» **Extrait choisi**:

Bien sûr, cela signifie que le Débarquement est pour dans quelques jours, peut-être quelques heures. Mais il ne faut pas céder à ce qui peut être aussi une manœuvre, car aucune négociation n'a abouti à propos de l'administration des territoires libérés.

Il faut convoquer le Gouvernement Provisoire. L'atmosphère est tendue. Les commissaires divisés.

« Ce n'est qu'une machination pour m'amener à prononcer un discours qui fera croire aux Français que je suis d'accord avec les Anglais et les Américains alors qu'en fait je ne le suis pas », dit de Gaulle.

Longs débats. Peut-on être absent alors que le Débarquement a lieu ? On vote. Seuls quatre commissaires sont opposés au voyage.

« Je n'ai pas l'honneur d'avoir la majorité », dit de Gaulle.

Il partira donc pour Londres.

Il n'a pas encore donné sa réponse à Duff Cooper. Jusqu'au bout, il faut soupeser, faire sentir aussi que l'on ne cède pas.

À 10 heures, il reçoit l'ambassadeur britannique.

À 11 heures, il serre la main de chacun des membres du gouvernement.

Il se sent ému, grave. Il approche du moment où l'espoir qu'il avait eu en juin 1940 va enfin devenir réalité.

Mais il faut déjà voir au-delà.

« Il faut regarder loin dans l'avenir, celui des relations franco-britanniques, dit-il aux ministres. Il ne faut pas qu'on puisse dire que la France était absente du quartier général dans l'assaut de l'Europe. »

Il ne veut pas qu'un ministre l'accompagne afin de pouvoir refuser à Churchill toute négociation.

Il partira avec quelques proches : Palewski, le général Béthouart, Billotte, ainsi que Geoffroy de Courcel et Teyssot, Hervé Alphand et Soustelle.

» **À compléter**:
[a] Recopiez le passage de l'extrait choisi de « Il partira donc » à « ne cède pas. ».
[b] D'après l'extrait choisi, combien de commissaires s'opposent au voyage de De Gaulle à Londres ?

» **Données recueillies**:
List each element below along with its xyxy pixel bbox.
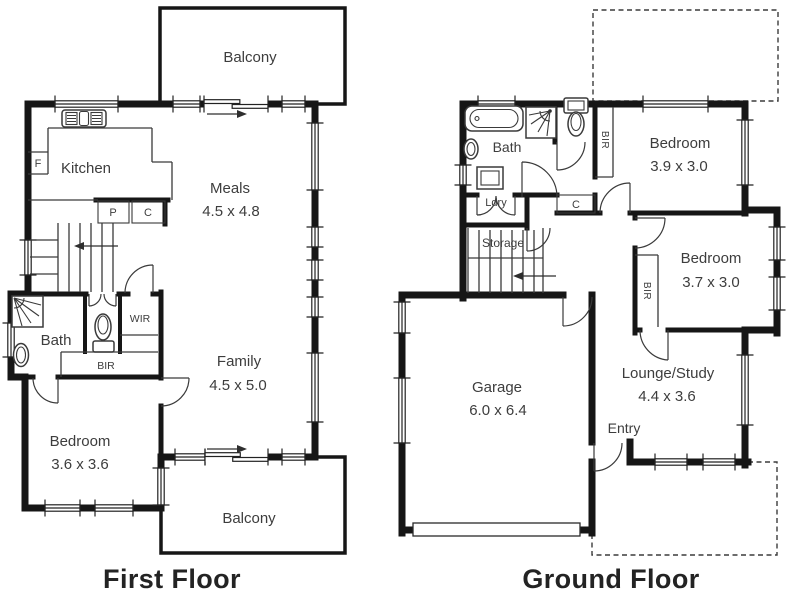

» **Résultats attendus**:
[a]
Il partira donc pour Londres.

Il n'a pas encore donné sa réponse à Duff Cooper. Jusqu'au bout, il faut soupeser, faire sentir aussi que l'on ne cède pas.

[b] Seuls quatre commissaires s'y opposent.